═══ EXERCISE INPUTS ═══

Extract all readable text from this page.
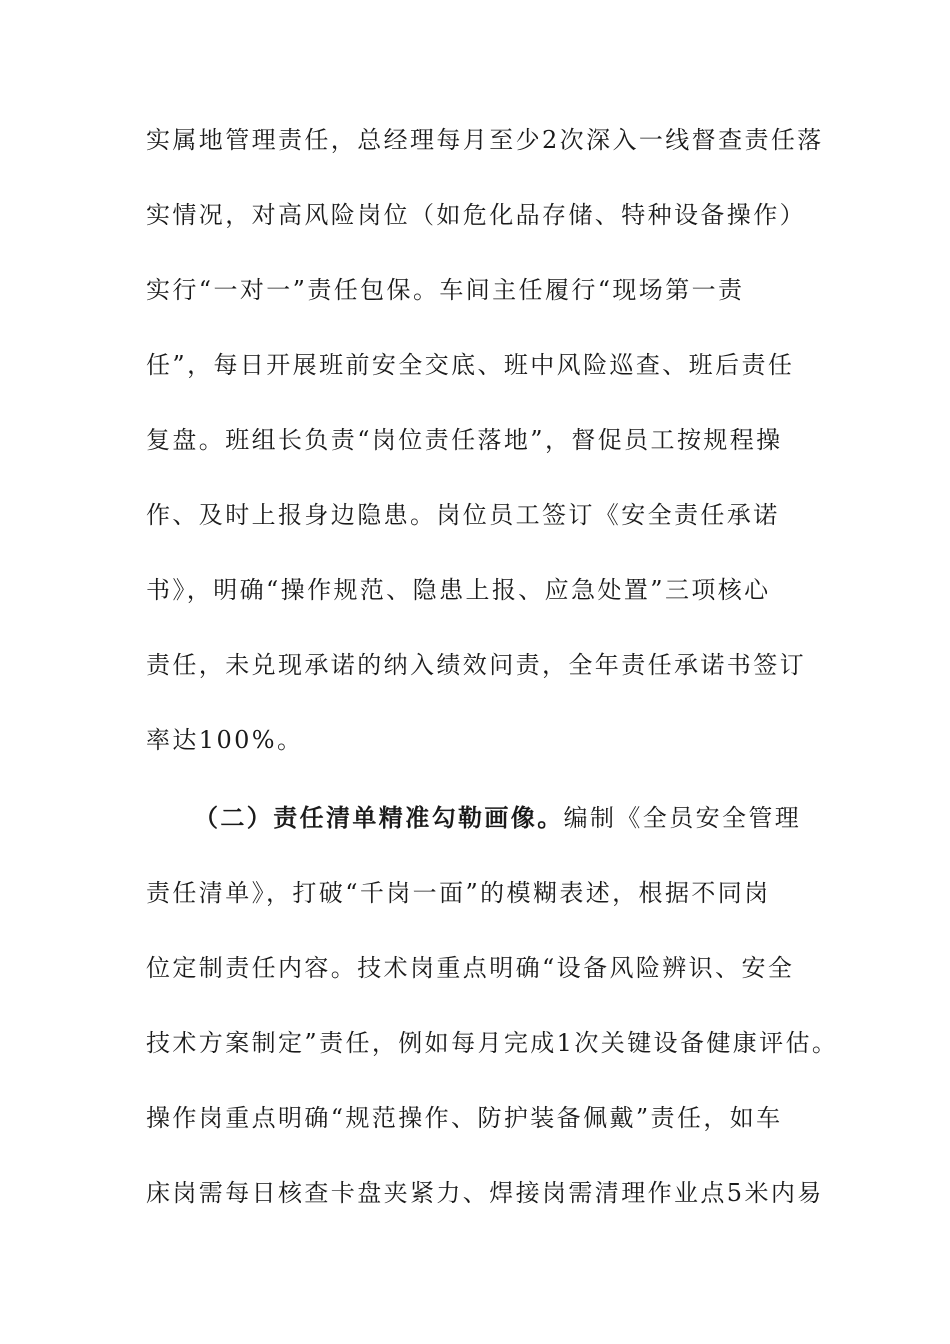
实属地管理责任，总经理每月至少2次深入一线督查责任落
实情况，对高风险岗位（如危化品存储、特种设备操作）
实行“一对一”责任包保。车间主任履行“现场第一责
任”，每日开展班前安全交底、班中风险巡查、班后责任
复盘。班组长负责“岗位责任落地”，督促员工按规程操
作、及时上报身边隐患。岗位员工签订《安全责任承诺
书》，明确“操作规范、隐患上报、应急处置”三项核心
责任，未兑现承诺的纳入绩效问责，全年责任承诺书签订
率达100%。
（二）责任清单精准勾勒画像。编制《全员安全管理
责任清单》，打破“千岗一面”的模糊表述，根据不同岗
位定制责任内容。技术岗重点明确“设备风险辨识、安全
技术方案制定”责任，例如每月完成1次关键设备健康评估。
操作岗重点明确“规范操作、防护装备佩戴”责任，如车
床岗需每日核查卡盘夹紧力、焊接岗需清理作业点5米内易
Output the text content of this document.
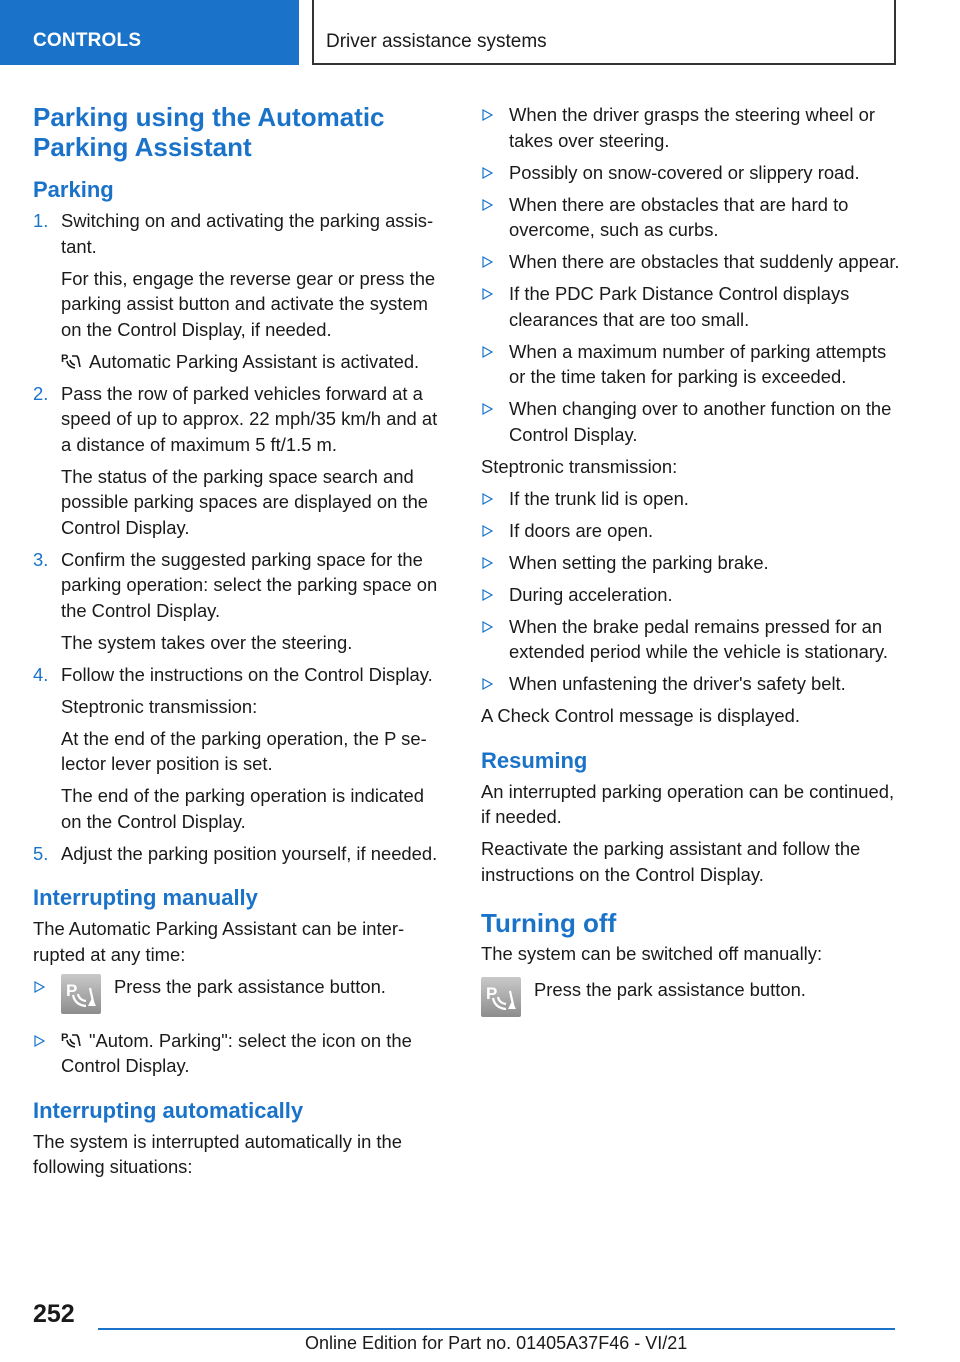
CONTROLS	Driver assistance systems
Parking using the Automatic Parking Assistant
Parking
1. Switching on and activating the parking assistant.

For this, engage the reverse gear or press the parking assist button and activate the system on the Control Display, if needed.

P Automatic Parking Assistant is activated.

2. Pass the row of parked vehicles forward at a speed of up to approx. 22 mph/35 km/h and at a distance of maximum 5 ft/1.5 m.

The status of the parking space search and possible parking spaces are displayed on the Control Display.

3. Confirm the suggested parking space for the parking operation: select the parking space on the Control Display.

The system takes over the steering.

4. Follow the instructions on the Control Display.

Steptronic transmission:

At the end of the parking operation, the P selector lever position is set.

The end of the parking operation is indicated on the Control Display.

5. Adjust the parking position yourself, if needed.

Interrupting manually

The Automatic Parking Assistant can be interrupted at any time:

P Press the park assistance button.
P "Autom. Parking": select the icon on the Control Display.
Interrupting automatically

The system is interrupted automatically in the following situations:

When the driver grasps the steering wheel or takes over steering.
Possibly on snow-covered or slippery road.
When there are obstacles that are hard to overcome, such as curbs.
When there are obstacles that suddenly appear.
If the PDC Park Distance Control displays clearances that are too small.
When a maximum number of parking attempts or the time taken for parking is exceeded.
When changing over to another function on the Control Display.

Steptronic transmission:

If the trunk lid is open.
If doors are open.
When setting the parking brake.
During acceleration.
When the brake pedal remains pressed for an extended period while the vehicle is stationary.
When unfastening the driver's safety belt.

A Check Control message is displayed.

Resuming

An interrupted parking operation can be continued, if needed.

Reactivate the parking assistant and follow the instructions on the Control Display.

Turning off

The system can be switched off manually:

P Press the park assistance button.
252
Online Edition for Part no. 01405A37F46 - VI/21
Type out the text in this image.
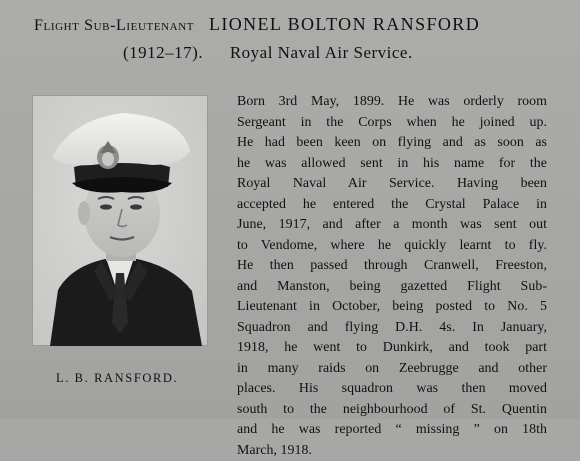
Flight Sub-Lieutenant LIONEL BOLTON RANSFORD
(1912–17). Royal Naval Air Service.
L. B. RANSFORD.
Born 3rd May, 1899. He was orderly room
Sergeant in the Corps when he joined up.
He had been keen on flying and as soon as
he was allowed sent in his name for the
Royal Naval Air Service. Having been
accepted he entered the Crystal Palace in
June, 1917, and after a month was sent out
to Vendome, where he quickly learnt to fly.
He then passed through Cranwell, Freeston,
and Manston, being gazetted Flight Sub-
Lieutenant in October, being posted to No. 5
Squadron and flying D.H. 4s. In January,
1918, he went to Dunkirk, and took part
in many raids on Zeebrugge and other
places. His squadron was then moved
south to the neighbourhood of St. Quentin
and he was reported “ missing ” on 18th
March, 1918.
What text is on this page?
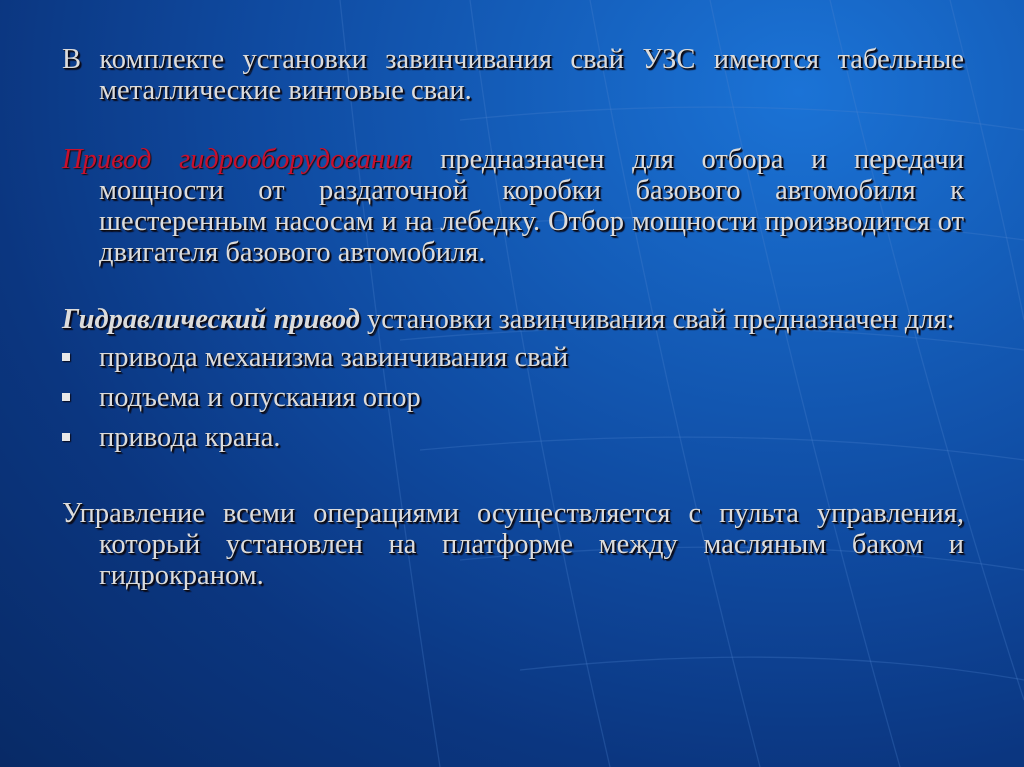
В комплекте установки завинчивания свай УЗС имеются табельные металлические винтовые сваи.

Привод гидрооборудования предназначен для отбора и передачи мощности от раздаточной коробки базового автомобиля к шестеренным насосам и на лебедку. Отбор мощности производится от двигателя базового автомобиля.

Гидравлический привод установки завинчивания свай предназначен для:

привода механизма завинчивания свай
подъема и опускания опор
привода крана.

Управление всеми операциями осуществляется с пульта управления, который установлен на платформе между масляным баком и гидрокраном.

═══

• [PROBLEM TO WORK ON]: Quote every entry exactly, with the pictures omitted.

• [TASK OUTPUT]:
Extract all readable text from this page.
实属地管理责任，总经理每月至少2次深入一线督查责任落
实情况，对高风险岗位（如危化品存储、特种设备操作）
实行“一对一”责任包保。车间主任履行“现场第一责
任”，每日开展班前安全交底、班中风险巡查、班后责任
复盘。班组长负责“岗位责任落地”，督促员工按规程操
作、及时上报身边隐患。岗位员工签订《安全责任承诺
书》，明确“操作规范、隐患上报、应急处置”三项核心
责任，未兑现承诺的纳入绩效问责，全年责任承诺书签订
率达100%。
（二）责任清单精准勾勒画像。编制《全员安全管理
责任清单》，打破“千岗一面”的模糊表述，根据不同岗
位定制责任内容。技术岗重点明确“设备风险辨识、安全
技术方案制定”责任，例如每月完成1次关键设备健康评估。
操作岗重点明确“规范操作、防护装备佩戴”责任，如车
床岗需每日核查卡盘夹紧力、焊接岗需清理作业点5米内易
Output the text content of this document.
CONTROLS	Driver assistance systems
Parking using the Automatic Parking Assistant
Parking
1. Switching on and activating the parking assistant.

For this, engage the reverse gear or press the parking assist button and activate the system on the Control Display, if needed.

P Automatic Parking Assistant is activated.

2. Pass the row of parked vehicles forward at a speed of up to approx. 22 mph/35 km/h and at a distance of maximum 5 ft/1.5 m.

The status of the parking space search and possible parking spaces are displayed on the Control Display.

3. Confirm the suggested parking space for the parking operation: select the parking space on the Control Display.

The system takes over the steering.

4. Follow the instructions on the Control Display.

Steptronic transmission:

At the end of the parking operation, the P selector lever position is set.

The end of the parking operation is indicated on the Control Display.

5. Adjust the parking position yourself, if needed.

Interrupting manually

The Automatic Parking Assistant can be interrupted at any time:

P Press the park assistance button.
P "Autom. Parking": select the icon on the Control Display.
Interrupting automatically

The system is interrupted automatically in the following situations:

When the driver grasps the steering wheel or takes over steering.
Possibly on snow-covered or slippery road.
When there are obstacles that are hard to overcome, such as curbs.
When there are obstacles that suddenly appear.
If the PDC Park Distance Control displays clearances that are too small.
When a maximum number of parking attempts or the time taken for parking is exceeded.
When changing over to another function on the Control Display.

Steptronic transmission:

If the trunk lid is open.
If doors are open.
When setting the parking brake.
During acceleration.
When the brake pedal remains pressed for an extended period while the vehicle is stationary.
When unfastening the driver's safety belt.

A Check Control message is displayed.

Resuming

An interrupted parking operation can be continued, if needed.

Reactivate the parking assistant and follow the instructions on the Control Display.

Turning off

The system can be switched off manually:

P Press the park assistance button.
252
Online Edition for Part no. 01405A37F46 - VI/21
Type out the text in this image.
Flight Sub-Lieutenant LIONEL BOLTON RANSFORD
(1912–17). Royal Naval Air Service.
L. B. RANSFORD.
Born 3rd May, 1899. He was orderly room
Sergeant in the Corps when he joined up.
He had been keen on flying and as soon as
he was allowed sent in his name for the
Royal Naval Air Service. Having been
accepted he entered the Crystal Palace in
June, 1917, and after a month was sent out
to Vendome, where he quickly learnt to fly.
He then passed through Cranwell, Freeston,
and Manston, being gazetted Flight Sub-
Lieutenant in October, being posted to No. 5
Squadron and flying D.H. 4s. In January,
1918, he went to Dunkirk, and took part
in many raids on Zeebrugge and other
places. His squadron was then moved
south to the neighbourhood of St. Quentin
and he was reported “ missing ” on 18th
March, 1918.
What text is on this page?
В комплекте установки завинчивания свай УЗС имеются табельные металлические винтовые сваи.

Привод гидрооборудования предназначен для отбора и передачи мощности от раздаточной коробки базового автомобиля к шестеренным насосам и на лебедку. Отбор мощности производится от двигателя базового автомобиля.

Гидравлический привод установки завинчивания свай предназначен для:

привода механизма завинчивания свай
подъема и опускания опор
привода крана.

Управление всеми операциями осуществляется с пульта управления, который установлен на платформе между масляным баком и гидрокраном.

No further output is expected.